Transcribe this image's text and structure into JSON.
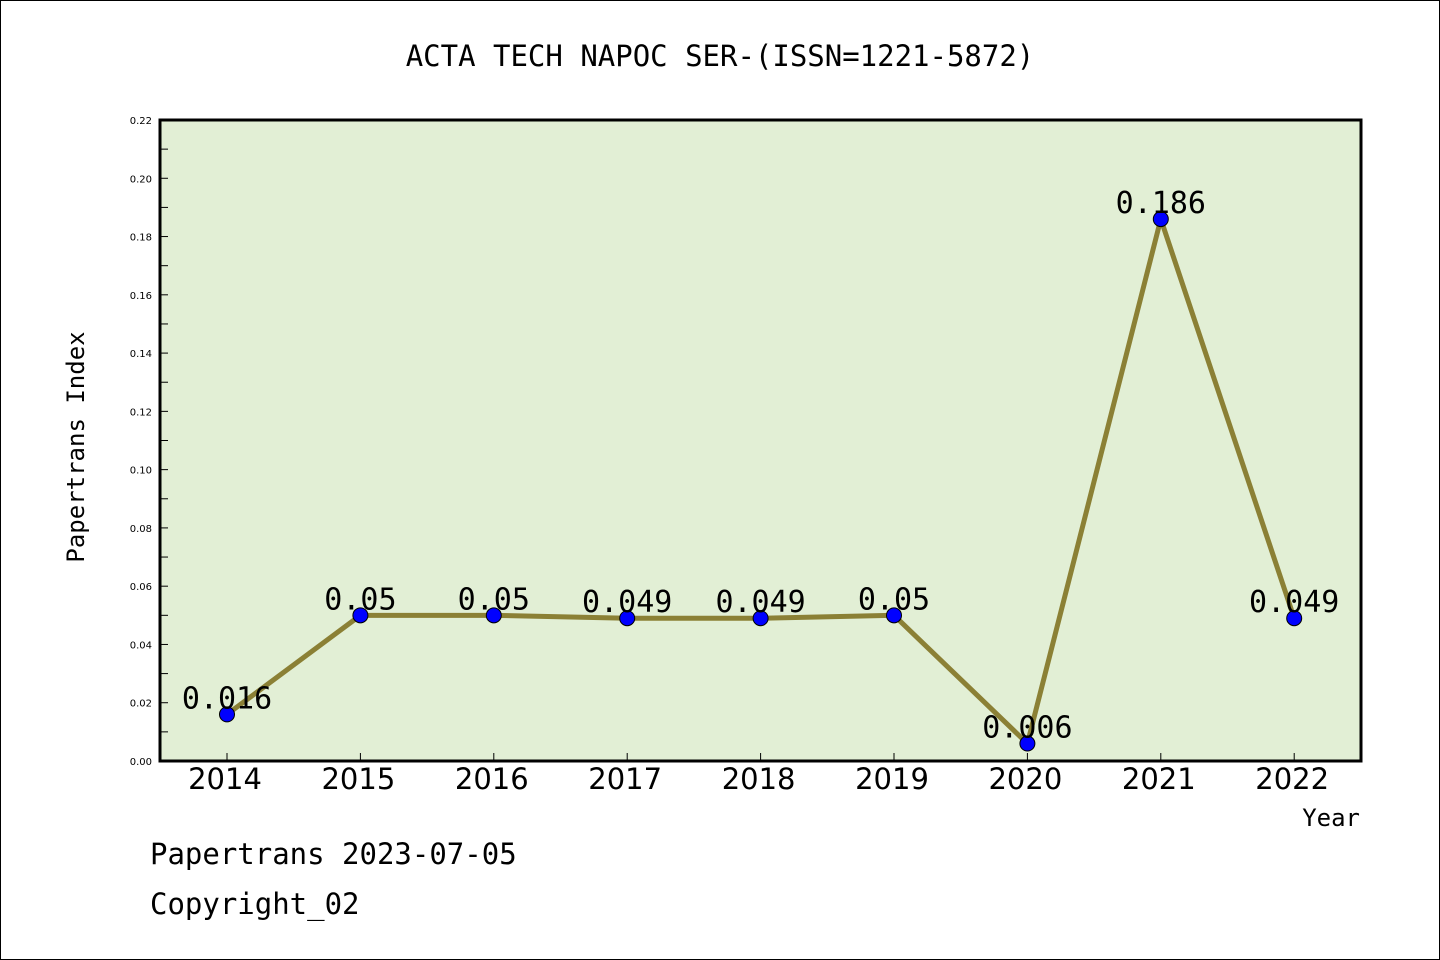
{
  "chart_data": {
    "type": "line",
    "title": "ACTA TECH NAPOC SER-(ISSN=1221-5872)",
    "xlabel": "Year",
    "ylabel": "Papertrans Index",
    "categories": [
      "2014",
      "2015",
      "2016",
      "2017",
      "2018",
      "2019",
      "2020",
      "2021",
      "2022"
    ],
    "values": [
      0.016,
      0.05,
      0.05,
      0.049,
      0.049,
      0.05,
      0.006,
      0.186,
      0.049
    ],
    "data_labels": [
      "0.016",
      "0.05",
      "0.05",
      "0.049",
      "0.049",
      "0.05",
      "0.006",
      "0.186",
      "0.049"
    ],
    "ylim": [
      0,
      0.22
    ],
    "yticks": [
      "0.00",
      "0.02",
      "0.04",
      "0.06",
      "0.08",
      "0.10",
      "0.12",
      "0.14",
      "0.16",
      "0.18",
      "0.20",
      "0.22"
    ],
    "grid": false,
    "colors": {
      "plot_background": "#e2efd5",
      "line": "#8b8035",
      "marker": "#0000ff"
    }
  },
  "footer": {
    "date_text": "Papertrans 2023-07-05",
    "copyright_text": "Copyright_02"
  }
}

┄┄┄┄┄┄┄┄┄┄┄┄┄┄┄┄┄┄┄┄

*What you need to do*. Using the data above, print every line exactly, omitting pictures.

*Finished exercise*.
Transcribe this image's text and structure into JSON.
{
  "chart_data": {
    "type": "line",
    "title": "ACTA TECH NAPOC SER-(ISSN=1221-5872)",
    "xlabel": "Year",
    "ylabel": "Papertrans Index",
    "categories": [
      "2014",
      "2015",
      "2016",
      "2017",
      "2018",
      "2019",
      "2020",
      "2021",
      "2022"
    ],
    "values": [
      0.016,
      0.05,
      0.05,
      0.049,
      0.049,
      0.05,
      0.006,
      0.186,
      0.049
    ],
    "data_labels": [
      "0.016",
      "0.05",
      "0.05",
      "0.049",
      "0.049",
      "0.05",
      "0.006",
      "0.186",
      "0.049"
    ],
    "ylim": [
      0,
      0.22
    ],
    "yticks": [
      "0.00",
      "0.02",
      "0.04",
      "0.06",
      "0.08",
      "0.10",
      "0.12",
      "0.14",
      "0.16",
      "0.18",
      "0.20",
      "0.22"
    ],
    "grid": false,
    "colors": {
      "plot_background": "#e2efd5",
      "line": "#8b8035",
      "marker": "#0000ff"
    }
  },
  "footer": {
    "date_text": "Papertrans 2023-07-05",
    "copyright_text": "Copyright_02"
  }
}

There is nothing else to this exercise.